Task ->
Filter the listing and keep only the lines with the word "true".

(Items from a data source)
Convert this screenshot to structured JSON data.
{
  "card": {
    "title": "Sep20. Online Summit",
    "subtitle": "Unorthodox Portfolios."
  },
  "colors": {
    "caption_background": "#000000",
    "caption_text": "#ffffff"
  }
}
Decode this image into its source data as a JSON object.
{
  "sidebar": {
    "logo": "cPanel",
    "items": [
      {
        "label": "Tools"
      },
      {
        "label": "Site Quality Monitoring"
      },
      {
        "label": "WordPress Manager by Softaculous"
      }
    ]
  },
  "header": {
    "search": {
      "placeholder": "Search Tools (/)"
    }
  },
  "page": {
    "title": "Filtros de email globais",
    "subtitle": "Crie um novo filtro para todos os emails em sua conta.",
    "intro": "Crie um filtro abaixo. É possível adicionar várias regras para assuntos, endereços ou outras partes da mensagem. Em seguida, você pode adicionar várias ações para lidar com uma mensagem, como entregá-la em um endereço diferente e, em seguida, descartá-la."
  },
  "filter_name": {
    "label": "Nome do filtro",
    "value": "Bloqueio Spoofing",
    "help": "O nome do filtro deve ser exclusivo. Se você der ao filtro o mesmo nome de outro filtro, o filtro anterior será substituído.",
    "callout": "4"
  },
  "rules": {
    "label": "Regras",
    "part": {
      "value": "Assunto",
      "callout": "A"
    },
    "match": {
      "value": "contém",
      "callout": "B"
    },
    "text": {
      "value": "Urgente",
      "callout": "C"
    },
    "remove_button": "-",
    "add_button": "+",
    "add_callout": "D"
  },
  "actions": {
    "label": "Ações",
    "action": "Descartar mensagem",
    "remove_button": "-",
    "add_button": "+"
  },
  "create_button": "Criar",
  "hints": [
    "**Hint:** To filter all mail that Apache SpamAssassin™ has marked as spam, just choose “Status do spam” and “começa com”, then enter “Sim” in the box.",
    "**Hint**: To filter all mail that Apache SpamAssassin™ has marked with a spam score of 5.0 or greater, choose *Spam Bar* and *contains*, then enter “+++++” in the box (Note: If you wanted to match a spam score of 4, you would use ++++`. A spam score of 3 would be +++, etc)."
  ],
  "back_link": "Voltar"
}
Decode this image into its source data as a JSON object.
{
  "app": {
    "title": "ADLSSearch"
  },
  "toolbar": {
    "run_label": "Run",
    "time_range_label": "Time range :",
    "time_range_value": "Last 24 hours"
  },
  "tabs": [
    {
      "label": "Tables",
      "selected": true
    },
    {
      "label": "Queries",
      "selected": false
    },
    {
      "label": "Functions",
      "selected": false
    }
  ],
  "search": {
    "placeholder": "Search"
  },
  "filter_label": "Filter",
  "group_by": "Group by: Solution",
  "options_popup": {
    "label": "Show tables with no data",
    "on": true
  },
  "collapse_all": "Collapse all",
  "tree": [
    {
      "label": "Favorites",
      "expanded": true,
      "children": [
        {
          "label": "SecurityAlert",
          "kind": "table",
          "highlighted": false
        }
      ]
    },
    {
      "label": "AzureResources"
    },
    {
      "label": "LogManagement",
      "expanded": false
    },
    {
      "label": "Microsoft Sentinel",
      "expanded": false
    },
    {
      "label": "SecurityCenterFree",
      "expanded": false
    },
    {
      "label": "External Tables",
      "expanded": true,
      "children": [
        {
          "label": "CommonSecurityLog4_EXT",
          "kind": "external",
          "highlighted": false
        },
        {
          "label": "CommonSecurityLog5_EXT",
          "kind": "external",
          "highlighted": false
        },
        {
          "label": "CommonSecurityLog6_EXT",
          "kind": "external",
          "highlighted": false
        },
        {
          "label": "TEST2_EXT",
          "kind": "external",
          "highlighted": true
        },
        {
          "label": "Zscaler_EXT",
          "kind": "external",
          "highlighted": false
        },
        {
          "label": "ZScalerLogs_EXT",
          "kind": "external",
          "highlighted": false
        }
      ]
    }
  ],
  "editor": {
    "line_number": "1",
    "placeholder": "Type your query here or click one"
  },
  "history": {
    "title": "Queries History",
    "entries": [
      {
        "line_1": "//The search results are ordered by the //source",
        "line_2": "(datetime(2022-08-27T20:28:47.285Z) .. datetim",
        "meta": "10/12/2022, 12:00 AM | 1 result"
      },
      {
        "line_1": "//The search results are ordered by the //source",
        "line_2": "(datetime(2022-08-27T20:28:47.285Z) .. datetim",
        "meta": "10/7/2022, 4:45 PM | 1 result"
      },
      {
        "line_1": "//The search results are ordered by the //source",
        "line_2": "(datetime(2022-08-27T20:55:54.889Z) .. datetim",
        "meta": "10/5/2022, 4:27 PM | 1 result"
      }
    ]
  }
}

The solution ->
      "selected": true
    "on": true
      "expanded": true,
      "expanded": true,
          "highlighted": true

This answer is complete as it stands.